- [Lesetext]:

>>>>

Soweit mit Bescheid vom 19.03.2012 in Gestalt der Einspruchsentscheidung vom 17.07.2012 eine Stromsteuerentlastung versagt wurde, ist dies rechtmäßig und verletzt die Klägerin nicht in ihren Rechten, § 101 S. 1 FGO. Die Klägerin hat keinen Anspruch auf antragsgemäße Entlastung von Stromsteuer gemäß § 10 Abs. 1 StromStG.
In der Sache ist zwischen den Beteiligten allein streitig, ob der Beklagte zu Gunsten der Klägerin den stromsteuerrechtlichen Begünstigungstatbestand des § 10 Abs. 1 StromStG hätte berücksichtigen müssen. Diese Vorschrift knüpft die Begünstigung daran, dass der Strom von einem Unternehmen des produzierenden Gewerbes für betriebliche Zwecke entnommen wird. Die Klägerin selbst ist ein Unternehmen des produzierenden Gewerbes, davon gehen auch beide Beteiligte zutreffend aus. Unstreitig ist die Klägerin berechtigt, für betriebliche Zwecke Strom zum ermäßigten Steuersatz nach § 9 Abs. 3 StromStG zu entnehmen. Der Streit konzentriert sich auf die Frage, ob auch der für den Betrieb der von der Firma D ... bzw. deren Rechtsvorgängerin (im Folgenden: D) betriebenen Lager in B und C - hier konkret für die ...-Anlagen und die ...-Anlagen - verbrauchte Strom als für betriebliche Zwecke der Klägerin entnommen angesehen werden kann.

<<<<

Einträge zu Layoutelementen
>>>>

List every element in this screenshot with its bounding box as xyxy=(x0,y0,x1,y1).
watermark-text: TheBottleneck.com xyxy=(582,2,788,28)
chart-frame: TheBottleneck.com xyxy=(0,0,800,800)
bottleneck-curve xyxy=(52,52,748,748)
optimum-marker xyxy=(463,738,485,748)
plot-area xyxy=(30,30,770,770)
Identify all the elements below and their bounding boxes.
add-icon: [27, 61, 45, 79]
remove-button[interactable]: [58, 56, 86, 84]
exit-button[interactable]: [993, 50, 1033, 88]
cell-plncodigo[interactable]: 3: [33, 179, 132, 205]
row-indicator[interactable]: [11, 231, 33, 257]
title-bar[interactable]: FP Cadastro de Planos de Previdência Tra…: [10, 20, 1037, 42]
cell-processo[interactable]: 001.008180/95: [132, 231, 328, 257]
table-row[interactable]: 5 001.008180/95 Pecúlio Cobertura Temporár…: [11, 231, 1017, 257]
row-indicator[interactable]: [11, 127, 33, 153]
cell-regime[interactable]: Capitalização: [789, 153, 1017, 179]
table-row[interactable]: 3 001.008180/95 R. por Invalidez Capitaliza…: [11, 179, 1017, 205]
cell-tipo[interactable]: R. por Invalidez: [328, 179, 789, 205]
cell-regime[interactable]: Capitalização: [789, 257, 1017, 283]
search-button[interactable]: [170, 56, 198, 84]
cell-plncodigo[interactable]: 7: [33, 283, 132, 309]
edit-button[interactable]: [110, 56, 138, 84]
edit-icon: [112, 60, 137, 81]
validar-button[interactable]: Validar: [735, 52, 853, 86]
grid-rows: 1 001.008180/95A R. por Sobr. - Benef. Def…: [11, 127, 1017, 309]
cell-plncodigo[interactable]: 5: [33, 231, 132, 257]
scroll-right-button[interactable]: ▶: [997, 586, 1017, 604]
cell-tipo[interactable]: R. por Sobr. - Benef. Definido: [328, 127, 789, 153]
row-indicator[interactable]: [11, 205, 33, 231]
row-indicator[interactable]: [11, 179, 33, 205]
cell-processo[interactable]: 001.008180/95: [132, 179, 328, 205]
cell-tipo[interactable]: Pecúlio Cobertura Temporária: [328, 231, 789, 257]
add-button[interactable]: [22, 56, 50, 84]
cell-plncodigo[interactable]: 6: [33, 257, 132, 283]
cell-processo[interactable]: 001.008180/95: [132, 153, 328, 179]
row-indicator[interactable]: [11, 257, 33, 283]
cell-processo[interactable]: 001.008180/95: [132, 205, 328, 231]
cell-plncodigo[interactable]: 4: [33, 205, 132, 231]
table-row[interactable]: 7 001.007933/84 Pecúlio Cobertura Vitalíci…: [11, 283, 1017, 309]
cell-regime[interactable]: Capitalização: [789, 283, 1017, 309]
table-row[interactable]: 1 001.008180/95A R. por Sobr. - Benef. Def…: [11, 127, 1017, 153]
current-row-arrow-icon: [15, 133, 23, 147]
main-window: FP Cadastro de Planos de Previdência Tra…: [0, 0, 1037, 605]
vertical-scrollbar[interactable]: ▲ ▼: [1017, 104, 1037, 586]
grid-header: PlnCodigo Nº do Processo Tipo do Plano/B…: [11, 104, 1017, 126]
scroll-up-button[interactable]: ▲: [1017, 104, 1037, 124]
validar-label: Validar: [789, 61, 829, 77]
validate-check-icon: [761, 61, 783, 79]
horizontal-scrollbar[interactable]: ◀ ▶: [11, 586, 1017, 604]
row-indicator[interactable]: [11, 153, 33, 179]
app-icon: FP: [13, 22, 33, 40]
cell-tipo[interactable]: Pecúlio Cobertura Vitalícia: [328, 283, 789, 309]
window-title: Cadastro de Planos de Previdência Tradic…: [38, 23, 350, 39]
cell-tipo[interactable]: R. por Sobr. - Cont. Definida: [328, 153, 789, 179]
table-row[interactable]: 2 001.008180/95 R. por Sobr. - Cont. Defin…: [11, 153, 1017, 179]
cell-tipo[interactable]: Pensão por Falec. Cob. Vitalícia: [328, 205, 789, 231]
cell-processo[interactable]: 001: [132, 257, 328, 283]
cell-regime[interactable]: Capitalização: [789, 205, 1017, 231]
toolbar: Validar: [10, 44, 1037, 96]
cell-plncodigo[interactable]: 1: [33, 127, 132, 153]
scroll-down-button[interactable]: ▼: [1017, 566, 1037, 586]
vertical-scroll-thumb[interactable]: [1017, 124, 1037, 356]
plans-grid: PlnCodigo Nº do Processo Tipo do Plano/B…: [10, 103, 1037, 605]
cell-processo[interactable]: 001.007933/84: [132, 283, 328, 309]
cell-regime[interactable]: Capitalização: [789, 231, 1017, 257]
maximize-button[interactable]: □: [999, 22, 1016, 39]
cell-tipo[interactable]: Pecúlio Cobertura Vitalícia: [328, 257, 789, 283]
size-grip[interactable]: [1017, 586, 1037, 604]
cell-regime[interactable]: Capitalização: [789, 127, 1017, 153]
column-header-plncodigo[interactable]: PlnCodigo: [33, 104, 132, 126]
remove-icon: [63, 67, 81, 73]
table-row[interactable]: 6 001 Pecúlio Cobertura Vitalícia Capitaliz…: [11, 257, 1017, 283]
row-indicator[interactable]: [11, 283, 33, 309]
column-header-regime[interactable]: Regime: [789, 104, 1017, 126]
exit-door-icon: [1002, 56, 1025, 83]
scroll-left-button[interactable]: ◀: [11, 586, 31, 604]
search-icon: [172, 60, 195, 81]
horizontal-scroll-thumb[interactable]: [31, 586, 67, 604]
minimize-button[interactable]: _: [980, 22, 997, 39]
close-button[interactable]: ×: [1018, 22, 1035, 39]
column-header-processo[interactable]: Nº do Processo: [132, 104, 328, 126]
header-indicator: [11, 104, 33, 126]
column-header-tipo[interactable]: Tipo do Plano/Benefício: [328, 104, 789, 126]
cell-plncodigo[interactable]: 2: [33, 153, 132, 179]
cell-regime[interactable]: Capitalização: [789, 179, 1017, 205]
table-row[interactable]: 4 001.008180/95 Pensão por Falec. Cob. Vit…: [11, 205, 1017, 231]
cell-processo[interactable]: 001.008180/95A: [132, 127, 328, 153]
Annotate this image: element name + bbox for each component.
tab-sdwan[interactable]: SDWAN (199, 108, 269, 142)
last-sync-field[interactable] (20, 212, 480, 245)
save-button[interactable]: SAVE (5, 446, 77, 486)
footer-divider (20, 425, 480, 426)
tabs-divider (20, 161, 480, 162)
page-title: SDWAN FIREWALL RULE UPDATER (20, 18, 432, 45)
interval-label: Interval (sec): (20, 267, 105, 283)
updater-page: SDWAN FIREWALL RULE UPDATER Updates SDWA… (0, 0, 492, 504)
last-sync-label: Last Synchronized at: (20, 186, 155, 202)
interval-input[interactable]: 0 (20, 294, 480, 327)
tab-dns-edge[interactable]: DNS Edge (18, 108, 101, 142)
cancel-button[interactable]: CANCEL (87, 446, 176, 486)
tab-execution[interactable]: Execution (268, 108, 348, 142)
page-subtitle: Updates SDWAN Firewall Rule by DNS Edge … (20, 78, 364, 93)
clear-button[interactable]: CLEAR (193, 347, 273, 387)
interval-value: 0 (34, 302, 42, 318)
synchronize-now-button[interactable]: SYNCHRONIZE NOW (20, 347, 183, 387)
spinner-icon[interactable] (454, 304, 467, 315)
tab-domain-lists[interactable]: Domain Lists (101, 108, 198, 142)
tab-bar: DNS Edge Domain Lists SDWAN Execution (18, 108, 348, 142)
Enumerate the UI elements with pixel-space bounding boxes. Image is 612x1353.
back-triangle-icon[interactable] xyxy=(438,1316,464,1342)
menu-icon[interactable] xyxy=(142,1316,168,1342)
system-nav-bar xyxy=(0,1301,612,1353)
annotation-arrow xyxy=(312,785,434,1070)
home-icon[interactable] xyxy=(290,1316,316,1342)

<<<<

Woran knüpft § 10 Abs. 1 StromStG laut dem Lesetext zur Stromsteuer die Begünstigung?

Daran, dass der Strom von einem Unternehmen des produzierenden Gewerbes für betriebliche Zwecke entnommen wird.